_Dataset listings of figures_
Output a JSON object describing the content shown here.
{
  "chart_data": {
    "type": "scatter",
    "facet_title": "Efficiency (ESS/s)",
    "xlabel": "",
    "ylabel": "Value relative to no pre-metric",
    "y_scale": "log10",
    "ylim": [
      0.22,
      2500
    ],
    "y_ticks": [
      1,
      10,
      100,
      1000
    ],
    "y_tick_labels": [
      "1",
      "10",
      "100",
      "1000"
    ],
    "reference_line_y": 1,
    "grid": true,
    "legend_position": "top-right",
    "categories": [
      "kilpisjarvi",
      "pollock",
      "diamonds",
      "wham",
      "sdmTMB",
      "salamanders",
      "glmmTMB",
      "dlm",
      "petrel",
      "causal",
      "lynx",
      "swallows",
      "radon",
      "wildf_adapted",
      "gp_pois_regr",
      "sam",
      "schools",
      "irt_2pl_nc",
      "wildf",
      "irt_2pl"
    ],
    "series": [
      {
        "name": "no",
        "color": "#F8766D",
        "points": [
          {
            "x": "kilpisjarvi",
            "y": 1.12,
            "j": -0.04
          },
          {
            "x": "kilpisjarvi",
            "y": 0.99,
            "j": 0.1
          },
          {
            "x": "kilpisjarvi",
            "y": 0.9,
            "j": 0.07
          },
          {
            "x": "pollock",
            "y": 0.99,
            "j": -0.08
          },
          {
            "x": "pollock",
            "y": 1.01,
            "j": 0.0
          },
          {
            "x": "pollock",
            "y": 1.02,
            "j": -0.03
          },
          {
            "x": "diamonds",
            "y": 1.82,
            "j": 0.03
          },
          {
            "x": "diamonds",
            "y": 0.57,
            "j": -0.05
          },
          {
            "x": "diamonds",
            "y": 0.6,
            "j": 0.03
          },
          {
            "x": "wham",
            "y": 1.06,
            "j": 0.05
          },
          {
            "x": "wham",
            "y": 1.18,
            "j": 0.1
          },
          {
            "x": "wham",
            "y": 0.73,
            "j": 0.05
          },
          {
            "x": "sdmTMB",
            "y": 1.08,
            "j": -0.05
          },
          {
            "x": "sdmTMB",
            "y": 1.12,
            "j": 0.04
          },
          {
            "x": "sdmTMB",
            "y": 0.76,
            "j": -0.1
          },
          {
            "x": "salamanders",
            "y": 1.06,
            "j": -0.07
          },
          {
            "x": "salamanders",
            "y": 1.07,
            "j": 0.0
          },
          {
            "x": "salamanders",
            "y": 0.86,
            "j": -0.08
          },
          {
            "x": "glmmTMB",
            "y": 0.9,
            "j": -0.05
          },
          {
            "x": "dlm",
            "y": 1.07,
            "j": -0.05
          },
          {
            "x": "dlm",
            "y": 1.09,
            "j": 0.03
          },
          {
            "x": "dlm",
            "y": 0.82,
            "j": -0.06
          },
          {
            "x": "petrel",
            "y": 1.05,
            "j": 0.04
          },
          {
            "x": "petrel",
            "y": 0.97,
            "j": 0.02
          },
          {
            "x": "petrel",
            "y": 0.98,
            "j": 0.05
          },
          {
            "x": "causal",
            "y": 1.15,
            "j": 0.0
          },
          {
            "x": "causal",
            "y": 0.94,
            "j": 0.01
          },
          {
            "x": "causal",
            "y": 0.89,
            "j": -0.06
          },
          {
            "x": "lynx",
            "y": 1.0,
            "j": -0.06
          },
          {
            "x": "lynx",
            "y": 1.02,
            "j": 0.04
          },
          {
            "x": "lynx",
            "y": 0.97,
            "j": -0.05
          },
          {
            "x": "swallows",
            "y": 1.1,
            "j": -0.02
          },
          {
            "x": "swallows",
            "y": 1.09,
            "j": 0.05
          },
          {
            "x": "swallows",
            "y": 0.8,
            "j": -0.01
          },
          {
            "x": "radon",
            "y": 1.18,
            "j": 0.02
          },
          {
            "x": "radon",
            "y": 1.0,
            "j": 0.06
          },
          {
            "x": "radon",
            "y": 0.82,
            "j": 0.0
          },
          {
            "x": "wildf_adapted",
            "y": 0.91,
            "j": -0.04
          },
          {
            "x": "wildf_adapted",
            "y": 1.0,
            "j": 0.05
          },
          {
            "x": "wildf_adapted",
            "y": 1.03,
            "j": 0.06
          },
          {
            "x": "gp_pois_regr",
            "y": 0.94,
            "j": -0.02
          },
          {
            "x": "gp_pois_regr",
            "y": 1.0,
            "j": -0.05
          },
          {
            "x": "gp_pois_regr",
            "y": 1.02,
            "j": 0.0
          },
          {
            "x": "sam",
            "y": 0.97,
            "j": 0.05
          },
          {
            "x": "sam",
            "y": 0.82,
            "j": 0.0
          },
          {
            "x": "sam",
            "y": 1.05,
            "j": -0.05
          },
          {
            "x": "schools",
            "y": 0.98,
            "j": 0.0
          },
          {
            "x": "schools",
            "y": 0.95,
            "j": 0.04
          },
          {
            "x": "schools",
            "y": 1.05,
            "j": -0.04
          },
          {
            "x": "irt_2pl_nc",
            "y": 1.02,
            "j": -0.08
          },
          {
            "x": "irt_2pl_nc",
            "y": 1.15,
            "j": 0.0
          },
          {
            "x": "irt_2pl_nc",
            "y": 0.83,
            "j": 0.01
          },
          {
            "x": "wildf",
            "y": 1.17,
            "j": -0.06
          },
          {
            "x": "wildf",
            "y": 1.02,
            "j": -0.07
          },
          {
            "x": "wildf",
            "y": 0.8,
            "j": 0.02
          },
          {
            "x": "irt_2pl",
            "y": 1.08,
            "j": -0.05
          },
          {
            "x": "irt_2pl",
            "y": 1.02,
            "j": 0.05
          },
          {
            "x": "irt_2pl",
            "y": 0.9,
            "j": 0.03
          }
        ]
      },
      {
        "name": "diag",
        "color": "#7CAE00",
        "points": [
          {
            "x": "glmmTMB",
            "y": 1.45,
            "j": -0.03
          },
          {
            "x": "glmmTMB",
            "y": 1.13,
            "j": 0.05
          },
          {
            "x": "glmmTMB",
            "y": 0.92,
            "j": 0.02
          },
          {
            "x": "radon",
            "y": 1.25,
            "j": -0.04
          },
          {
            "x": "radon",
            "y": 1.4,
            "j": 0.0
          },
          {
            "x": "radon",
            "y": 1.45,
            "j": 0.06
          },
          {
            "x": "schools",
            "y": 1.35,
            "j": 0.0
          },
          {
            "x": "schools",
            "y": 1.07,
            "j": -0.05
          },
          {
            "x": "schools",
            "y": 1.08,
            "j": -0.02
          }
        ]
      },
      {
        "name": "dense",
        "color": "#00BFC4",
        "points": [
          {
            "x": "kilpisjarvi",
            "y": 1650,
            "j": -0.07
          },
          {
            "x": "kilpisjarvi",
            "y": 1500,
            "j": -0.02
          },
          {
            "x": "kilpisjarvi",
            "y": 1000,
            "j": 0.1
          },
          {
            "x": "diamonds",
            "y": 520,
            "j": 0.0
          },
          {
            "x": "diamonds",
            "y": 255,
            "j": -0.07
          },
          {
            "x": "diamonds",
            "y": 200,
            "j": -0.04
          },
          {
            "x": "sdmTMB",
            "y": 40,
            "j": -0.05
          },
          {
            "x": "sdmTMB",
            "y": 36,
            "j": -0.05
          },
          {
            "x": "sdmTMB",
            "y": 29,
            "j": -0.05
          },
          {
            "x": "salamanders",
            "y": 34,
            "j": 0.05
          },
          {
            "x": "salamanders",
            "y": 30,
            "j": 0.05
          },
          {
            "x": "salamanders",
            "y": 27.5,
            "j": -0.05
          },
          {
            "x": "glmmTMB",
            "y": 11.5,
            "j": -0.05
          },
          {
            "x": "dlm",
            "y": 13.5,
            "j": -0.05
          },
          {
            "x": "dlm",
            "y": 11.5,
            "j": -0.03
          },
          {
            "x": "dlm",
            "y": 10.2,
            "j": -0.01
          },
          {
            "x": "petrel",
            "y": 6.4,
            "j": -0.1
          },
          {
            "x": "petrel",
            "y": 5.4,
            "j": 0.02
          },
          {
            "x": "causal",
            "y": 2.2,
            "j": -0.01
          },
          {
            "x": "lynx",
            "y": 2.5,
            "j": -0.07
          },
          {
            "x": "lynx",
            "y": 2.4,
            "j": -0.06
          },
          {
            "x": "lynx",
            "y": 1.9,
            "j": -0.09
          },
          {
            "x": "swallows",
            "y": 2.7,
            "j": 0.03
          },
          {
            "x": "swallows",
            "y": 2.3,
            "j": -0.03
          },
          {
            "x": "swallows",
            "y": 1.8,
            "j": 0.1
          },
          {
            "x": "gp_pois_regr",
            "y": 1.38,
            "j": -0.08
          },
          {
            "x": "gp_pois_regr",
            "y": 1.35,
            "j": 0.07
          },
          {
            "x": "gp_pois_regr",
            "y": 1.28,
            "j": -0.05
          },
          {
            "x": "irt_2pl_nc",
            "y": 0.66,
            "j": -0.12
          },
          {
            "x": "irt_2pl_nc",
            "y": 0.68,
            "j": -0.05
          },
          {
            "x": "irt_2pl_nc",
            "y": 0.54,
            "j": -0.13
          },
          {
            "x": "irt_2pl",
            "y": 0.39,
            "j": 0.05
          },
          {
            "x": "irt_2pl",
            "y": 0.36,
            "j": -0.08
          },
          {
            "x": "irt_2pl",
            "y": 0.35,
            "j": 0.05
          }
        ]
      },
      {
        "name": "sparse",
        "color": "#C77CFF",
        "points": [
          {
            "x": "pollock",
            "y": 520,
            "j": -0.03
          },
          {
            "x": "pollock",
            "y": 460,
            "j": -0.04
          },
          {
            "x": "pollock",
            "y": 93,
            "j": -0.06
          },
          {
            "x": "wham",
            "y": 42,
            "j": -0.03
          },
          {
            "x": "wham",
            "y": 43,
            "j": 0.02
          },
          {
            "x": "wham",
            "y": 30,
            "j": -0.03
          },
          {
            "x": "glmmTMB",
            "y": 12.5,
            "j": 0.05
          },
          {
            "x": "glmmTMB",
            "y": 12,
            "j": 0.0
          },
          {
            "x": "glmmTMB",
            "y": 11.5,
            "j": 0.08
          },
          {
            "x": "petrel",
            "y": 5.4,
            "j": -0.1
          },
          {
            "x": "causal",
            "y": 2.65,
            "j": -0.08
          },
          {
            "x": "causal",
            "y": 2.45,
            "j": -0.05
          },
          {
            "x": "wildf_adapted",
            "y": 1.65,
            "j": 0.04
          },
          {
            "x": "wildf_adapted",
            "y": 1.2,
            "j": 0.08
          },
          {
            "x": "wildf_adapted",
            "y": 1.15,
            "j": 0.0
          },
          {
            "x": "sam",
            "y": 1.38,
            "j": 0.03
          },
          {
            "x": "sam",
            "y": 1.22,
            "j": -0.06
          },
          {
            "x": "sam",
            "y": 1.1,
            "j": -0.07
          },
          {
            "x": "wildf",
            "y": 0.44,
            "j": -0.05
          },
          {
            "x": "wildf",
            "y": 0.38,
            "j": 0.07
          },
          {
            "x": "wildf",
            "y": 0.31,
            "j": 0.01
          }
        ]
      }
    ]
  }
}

_INSTRUCTIONS FOR THE TASK_
Report the number of lines that contain "color", with no other words.

_TASK OUTPUT_
4